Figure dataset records
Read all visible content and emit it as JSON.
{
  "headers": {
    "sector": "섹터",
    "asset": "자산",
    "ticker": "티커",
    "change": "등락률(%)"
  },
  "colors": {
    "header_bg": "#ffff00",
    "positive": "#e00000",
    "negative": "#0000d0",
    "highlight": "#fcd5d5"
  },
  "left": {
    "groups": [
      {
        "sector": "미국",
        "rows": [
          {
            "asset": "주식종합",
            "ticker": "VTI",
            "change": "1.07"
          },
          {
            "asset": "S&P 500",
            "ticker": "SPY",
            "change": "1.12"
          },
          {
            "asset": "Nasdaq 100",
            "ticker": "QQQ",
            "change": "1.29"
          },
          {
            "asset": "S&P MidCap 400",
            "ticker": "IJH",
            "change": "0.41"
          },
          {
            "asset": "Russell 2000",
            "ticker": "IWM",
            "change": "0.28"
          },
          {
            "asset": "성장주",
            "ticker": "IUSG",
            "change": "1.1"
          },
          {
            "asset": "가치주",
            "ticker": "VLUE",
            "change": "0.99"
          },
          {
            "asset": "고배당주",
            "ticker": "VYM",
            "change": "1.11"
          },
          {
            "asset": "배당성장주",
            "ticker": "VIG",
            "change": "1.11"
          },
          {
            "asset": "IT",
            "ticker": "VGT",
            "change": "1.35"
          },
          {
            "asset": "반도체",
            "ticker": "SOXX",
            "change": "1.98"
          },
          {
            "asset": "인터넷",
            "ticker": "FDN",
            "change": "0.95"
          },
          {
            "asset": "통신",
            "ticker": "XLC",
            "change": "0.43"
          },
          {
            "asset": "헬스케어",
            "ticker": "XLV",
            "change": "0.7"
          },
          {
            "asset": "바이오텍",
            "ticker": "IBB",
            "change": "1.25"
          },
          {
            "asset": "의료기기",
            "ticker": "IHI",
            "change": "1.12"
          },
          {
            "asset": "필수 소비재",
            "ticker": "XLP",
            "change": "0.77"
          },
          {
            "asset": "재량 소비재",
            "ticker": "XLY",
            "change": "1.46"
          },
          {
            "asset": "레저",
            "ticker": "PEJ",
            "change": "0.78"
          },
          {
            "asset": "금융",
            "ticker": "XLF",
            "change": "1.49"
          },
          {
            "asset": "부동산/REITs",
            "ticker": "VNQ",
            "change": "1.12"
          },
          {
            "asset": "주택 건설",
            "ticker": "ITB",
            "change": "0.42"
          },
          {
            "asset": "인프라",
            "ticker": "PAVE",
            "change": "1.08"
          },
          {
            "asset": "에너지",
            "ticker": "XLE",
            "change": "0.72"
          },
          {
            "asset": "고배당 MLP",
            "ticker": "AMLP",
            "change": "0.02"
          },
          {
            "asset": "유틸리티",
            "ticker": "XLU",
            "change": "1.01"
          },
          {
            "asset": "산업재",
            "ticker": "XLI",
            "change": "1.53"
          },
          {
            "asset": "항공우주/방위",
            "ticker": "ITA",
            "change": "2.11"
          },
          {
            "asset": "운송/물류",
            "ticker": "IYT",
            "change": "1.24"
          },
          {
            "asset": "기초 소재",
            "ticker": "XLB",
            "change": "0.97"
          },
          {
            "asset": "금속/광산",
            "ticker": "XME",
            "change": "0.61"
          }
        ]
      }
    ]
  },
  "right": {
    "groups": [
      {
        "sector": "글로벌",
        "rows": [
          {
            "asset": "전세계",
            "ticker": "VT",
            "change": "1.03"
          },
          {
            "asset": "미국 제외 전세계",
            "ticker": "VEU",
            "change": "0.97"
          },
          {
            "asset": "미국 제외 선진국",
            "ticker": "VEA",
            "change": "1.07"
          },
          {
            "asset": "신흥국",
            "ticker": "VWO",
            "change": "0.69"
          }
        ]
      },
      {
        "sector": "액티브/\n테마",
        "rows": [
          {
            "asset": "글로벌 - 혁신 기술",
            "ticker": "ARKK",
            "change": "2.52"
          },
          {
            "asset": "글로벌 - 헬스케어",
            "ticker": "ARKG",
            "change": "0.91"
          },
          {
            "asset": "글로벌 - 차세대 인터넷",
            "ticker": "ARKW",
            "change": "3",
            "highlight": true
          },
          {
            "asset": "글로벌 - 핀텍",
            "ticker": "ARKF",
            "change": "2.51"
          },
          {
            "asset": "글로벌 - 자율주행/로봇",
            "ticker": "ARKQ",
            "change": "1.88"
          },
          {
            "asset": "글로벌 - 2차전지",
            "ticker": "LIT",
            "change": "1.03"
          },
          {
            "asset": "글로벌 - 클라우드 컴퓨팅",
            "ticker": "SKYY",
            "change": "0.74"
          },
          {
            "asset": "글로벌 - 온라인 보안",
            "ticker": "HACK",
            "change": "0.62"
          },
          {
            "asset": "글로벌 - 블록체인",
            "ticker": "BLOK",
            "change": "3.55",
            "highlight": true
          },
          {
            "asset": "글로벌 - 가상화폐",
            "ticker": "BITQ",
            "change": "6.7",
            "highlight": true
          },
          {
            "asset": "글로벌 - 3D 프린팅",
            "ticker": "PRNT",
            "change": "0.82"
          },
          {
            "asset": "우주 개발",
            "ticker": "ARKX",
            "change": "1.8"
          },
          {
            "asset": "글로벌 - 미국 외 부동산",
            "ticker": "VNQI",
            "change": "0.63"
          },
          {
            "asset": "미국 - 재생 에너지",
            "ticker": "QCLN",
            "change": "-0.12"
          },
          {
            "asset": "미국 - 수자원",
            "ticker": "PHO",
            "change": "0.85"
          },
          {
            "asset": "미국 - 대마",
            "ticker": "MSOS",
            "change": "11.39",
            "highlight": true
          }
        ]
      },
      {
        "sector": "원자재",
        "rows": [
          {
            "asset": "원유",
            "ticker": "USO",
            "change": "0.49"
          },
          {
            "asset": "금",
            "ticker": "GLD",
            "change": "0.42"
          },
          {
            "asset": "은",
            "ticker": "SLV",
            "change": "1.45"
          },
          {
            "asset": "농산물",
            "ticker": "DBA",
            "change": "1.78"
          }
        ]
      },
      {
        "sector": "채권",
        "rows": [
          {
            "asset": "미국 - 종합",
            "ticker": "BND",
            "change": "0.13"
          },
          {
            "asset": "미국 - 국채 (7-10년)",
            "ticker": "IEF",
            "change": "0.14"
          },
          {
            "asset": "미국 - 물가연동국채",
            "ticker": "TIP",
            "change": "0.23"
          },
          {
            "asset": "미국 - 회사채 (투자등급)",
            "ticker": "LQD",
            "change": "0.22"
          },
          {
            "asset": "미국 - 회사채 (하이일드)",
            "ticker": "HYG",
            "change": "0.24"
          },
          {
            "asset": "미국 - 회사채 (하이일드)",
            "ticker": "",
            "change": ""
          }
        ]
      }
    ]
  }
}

> GIVEN EXERCISE
Reproduce each entry from the records above, character for character.

> EXERCISE RESULT
Read all visible content and emit it as JSON.
{
  "headers": {
    "sector": "섹터",
    "asset": "자산",
    "ticker": "티커",
    "change": "등락률(%)"
  },
  "colors": {
    "header_bg": "#ffff00",
    "positive": "#e00000",
    "negative": "#0000d0",
    "highlight": "#fcd5d5"
  },
  "left": {
    "groups": [
      {
        "sector": "미국",
        "rows": [
          {
            "asset": "주식종합",
            "ticker": "VTI",
            "change": "1.07"
          },
          {
            "asset": "S&P 500",
            "ticker": "SPY",
            "change": "1.12"
          },
          {
            "asset": "Nasdaq 100",
            "ticker": "QQQ",
            "change": "1.29"
          },
          {
            "asset": "S&P MidCap 400",
            "ticker": "IJH",
            "change": "0.41"
          },
          {
            "asset": "Russell 2000",
            "ticker": "IWM",
            "change": "0.28"
          },
          {
            "asset": "성장주",
            "ticker": "IUSG",
            "change": "1.1"
          },
          {
            "asset": "가치주",
            "ticker": "VLUE",
            "change": "0.99"
          },
          {
            "asset": "고배당주",
            "ticker": "VYM",
            "change": "1.11"
          },
          {
            "asset": "배당성장주",
            "ticker": "VIG",
            "change": "1.11"
          },
          {
            "asset": "IT",
            "ticker": "VGT",
            "change": "1.35"
          },
          {
            "asset": "반도체",
            "ticker": "SOXX",
            "change": "1.98"
          },
          {
            "asset": "인터넷",
            "ticker": "FDN",
            "change": "0.95"
          },
          {
            "asset": "통신",
            "ticker": "XLC",
            "change": "0.43"
          },
          {
            "asset": "헬스케어",
            "ticker": "XLV",
            "change": "0.7"
          },
          {
            "asset": "바이오텍",
            "ticker": "IBB",
            "change": "1.25"
          },
          {
            "asset": "의료기기",
            "ticker": "IHI",
            "change": "1.12"
          },
          {
            "asset": "필수 소비재",
            "ticker": "XLP",
            "change": "0.77"
          },
          {
            "asset": "재량 소비재",
            "ticker": "XLY",
            "change": "1.46"
          },
          {
            "asset": "레저",
            "ticker": "PEJ",
            "change": "0.78"
          },
          {
            "asset": "금융",
            "ticker": "XLF",
            "change": "1.49"
          },
          {
            "asset": "부동산/REITs",
            "ticker": "VNQ",
            "change": "1.12"
          },
          {
            "asset": "주택 건설",
            "ticker": "ITB",
            "change": "0.42"
          },
          {
            "asset": "인프라",
            "ticker": "PAVE",
            "change": "1.08"
          },
          {
            "asset": "에너지",
            "ticker": "XLE",
            "change": "0.72"
          },
          {
            "asset": "고배당 MLP",
            "ticker": "AMLP",
            "change": "0.02"
          },
          {
            "asset": "유틸리티",
            "ticker": "XLU",
            "change": "1.01"
          },
          {
            "asset": "산업재",
            "ticker": "XLI",
            "change": "1.53"
          },
          {
            "asset": "항공우주/방위",
            "ticker": "ITA",
            "change": "2.11"
          },
          {
            "asset": "운송/물류",
            "ticker": "IYT",
            "change": "1.24"
          },
          {
            "asset": "기초 소재",
            "ticker": "XLB",
            "change": "0.97"
          },
          {
            "asset": "금속/광산",
            "ticker": "XME",
            "change": "0.61"
          }
        ]
      }
    ]
  },
  "right": {
    "groups": [
      {
        "sector": "글로벌",
        "rows": [
          {
            "asset": "전세계",
            "ticker": "VT",
            "change": "1.03"
          },
          {
            "asset": "미국 제외 전세계",
            "ticker": "VEU",
            "change": "0.97"
          },
          {
            "asset": "미국 제외 선진국",
            "ticker": "VEA",
            "change": "1.07"
          },
          {
            "asset": "신흥국",
            "ticker": "VWO",
            "change": "0.69"
          }
        ]
      },
      {
        "sector": "액티브/\n테마",
        "rows": [
          {
            "asset": "글로벌 - 혁신 기술",
            "ticker": "ARKK",
            "change": "2.52"
          },
          {
            "asset": "글로벌 - 헬스케어",
            "ticker": "ARKG",
            "change": "0.91"
          },
          {
            "asset": "글로벌 - 차세대 인터넷",
            "ticker": "ARKW",
            "change": "3",
            "highlight": true
          },
          {
            "asset": "글로벌 - 핀텍",
            "ticker": "ARKF",
            "change": "2.51"
          },
          {
            "asset": "글로벌 - 자율주행/로봇",
            "ticker": "ARKQ",
            "change": "1.88"
          },
          {
            "asset": "글로벌 - 2차전지",
            "ticker": "LIT",
            "change": "1.03"
          },
          {
            "asset": "글로벌 - 클라우드 컴퓨팅",
            "ticker": "SKYY",
            "change": "0.74"
          },
          {
            "asset": "글로벌 - 온라인 보안",
            "ticker": "HACK",
            "change": "0.62"
          },
          {
            "asset": "글로벌 - 블록체인",
            "ticker": "BLOK",
            "change": "3.55",
            "highlight": true
          },
          {
            "asset": "글로벌 - 가상화폐",
            "ticker": "BITQ",
            "change": "6.7",
            "highlight": true
          },
          {
            "asset": "글로벌 - 3D 프린팅",
            "ticker": "PRNT",
            "change": "0.82"
          },
          {
            "asset": "우주 개발",
            "ticker": "ARKX",
            "change": "1.8"
          },
          {
            "asset": "글로벌 - 미국 외 부동산",
            "ticker": "VNQI",
            "change": "0.63"
          },
          {
            "asset": "미국 - 재생 에너지",
            "ticker": "QCLN",
            "change": "-0.12"
          },
          {
            "asset": "미국 - 수자원",
            "ticker": "PHO",
            "change": "0.85"
          },
          {
            "asset": "미국 - 대마",
            "ticker": "MSOS",
            "change": "11.39",
            "highlight": true
          }
        ]
      },
      {
        "sector": "원자재",
        "rows": [
          {
            "asset": "원유",
            "ticker": "USO",
            "change": "0.49"
          },
          {
            "asset": "금",
            "ticker": "GLD",
            "change": "0.42"
          },
          {
            "asset": "은",
            "ticker": "SLV",
            "change": "1.45"
          },
          {
            "asset": "농산물",
            "ticker": "DBA",
            "change": "1.78"
          }
        ]
      },
      {
        "sector": "채권",
        "rows": [
          {
            "asset": "미국 - 종합",
            "ticker": "BND",
            "change": "0.13"
          },
          {
            "asset": "미국 - 국채 (7-10년)",
            "ticker": "IEF",
            "change": "0.14"
          },
          {
            "asset": "미국 - 물가연동국채",
            "ticker": "TIP",
            "change": "0.23"
          },
          {
            "asset": "미국 - 회사채 (투자등급)",
            "ticker": "LQD",
            "change": "0.22"
          },
          {
            "asset": "미국 - 회사채 (하이일드)",
            "ticker": "HYG",
            "change": "0.24"
          },
          {
            "asset": "미국 - 회사채 (하이일드)",
            "ticker": "",
            "change": ""
          }
        ]
      }
    ]
  }
}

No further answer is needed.